» **Records shown**:
* * *
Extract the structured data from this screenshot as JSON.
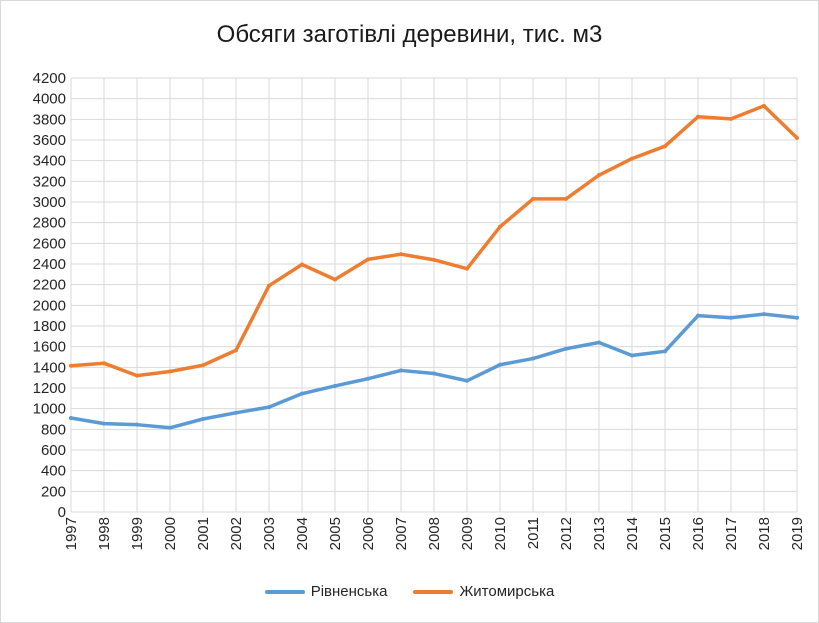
{
  "chart_data": {
    "type": "line",
    "title": "Обсяги заготівлі деревини, тис. м3",
    "xlabel": "",
    "ylabel": "",
    "x": [
      "1997",
      "1998",
      "1999",
      "2000",
      "2001",
      "2002",
      "2003",
      "2004",
      "2005",
      "2006",
      "2007",
      "2008",
      "2009",
      "2010",
      "2011",
      "2012",
      "2013",
      "2014",
      "2015",
      "2016",
      "2017",
      "2018",
      "2019"
    ],
    "y_ticks": [
      "0",
      "200",
      "400",
      "600",
      "800",
      "1000",
      "1200",
      "1400",
      "1600",
      "1800",
      "2000",
      "2200",
      "2400",
      "2600",
      "2800",
      "3000",
      "3200",
      "3400",
      "3600",
      "3800",
      "4000",
      "4200"
    ],
    "ylim": [
      0,
      4200
    ],
    "grid": true,
    "legend_position": "bottom",
    "series": [
      {
        "name": "Рівненська",
        "color": "#5b9bd5",
        "values": [
          910,
          855,
          845,
          815,
          900,
          960,
          1015,
          1145,
          1220,
          1290,
          1370,
          1340,
          1270,
          1425,
          1485,
          1580,
          1640,
          1515,
          1555,
          1900,
          1880,
          1915,
          1880
        ]
      },
      {
        "name": "Житомирська",
        "color": "#ed7d31",
        "values": [
          1415,
          1440,
          1320,
          1360,
          1420,
          1565,
          2190,
          2395,
          2250,
          2445,
          2495,
          2440,
          2355,
          2760,
          3030,
          3030,
          3260,
          3420,
          3540,
          3825,
          3805,
          3930,
          3620
        ]
      }
    ]
  }
}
* * *
» **Work instructions**:
Give the material again exactly as it is, but keep the pictures out.

» **Result**:
Extract the structured data from this screenshot as JSON.
{
  "chart_data": {
    "type": "line",
    "title": "Обсяги заготівлі деревини, тис. м3",
    "xlabel": "",
    "ylabel": "",
    "x": [
      "1997",
      "1998",
      "1999",
      "2000",
      "2001",
      "2002",
      "2003",
      "2004",
      "2005",
      "2006",
      "2007",
      "2008",
      "2009",
      "2010",
      "2011",
      "2012",
      "2013",
      "2014",
      "2015",
      "2016",
      "2017",
      "2018",
      "2019"
    ],
    "y_ticks": [
      "0",
      "200",
      "400",
      "600",
      "800",
      "1000",
      "1200",
      "1400",
      "1600",
      "1800",
      "2000",
      "2200",
      "2400",
      "2600",
      "2800",
      "3000",
      "3200",
      "3400",
      "3600",
      "3800",
      "4000",
      "4200"
    ],
    "ylim": [
      0,
      4200
    ],
    "grid": true,
    "legend_position": "bottom",
    "series": [
      {
        "name": "Рівненська",
        "color": "#5b9bd5",
        "values": [
          910,
          855,
          845,
          815,
          900,
          960,
          1015,
          1145,
          1220,
          1290,
          1370,
          1340,
          1270,
          1425,
          1485,
          1580,
          1640,
          1515,
          1555,
          1900,
          1880,
          1915,
          1880
        ]
      },
      {
        "name": "Житомирська",
        "color": "#ed7d31",
        "values": [
          1415,
          1440,
          1320,
          1360,
          1420,
          1565,
          2190,
          2395,
          2250,
          2445,
          2495,
          2440,
          2355,
          2760,
          3030,
          3030,
          3260,
          3420,
          3540,
          3825,
          3805,
          3930,
          3620
        ]
      }
    ]
  }
}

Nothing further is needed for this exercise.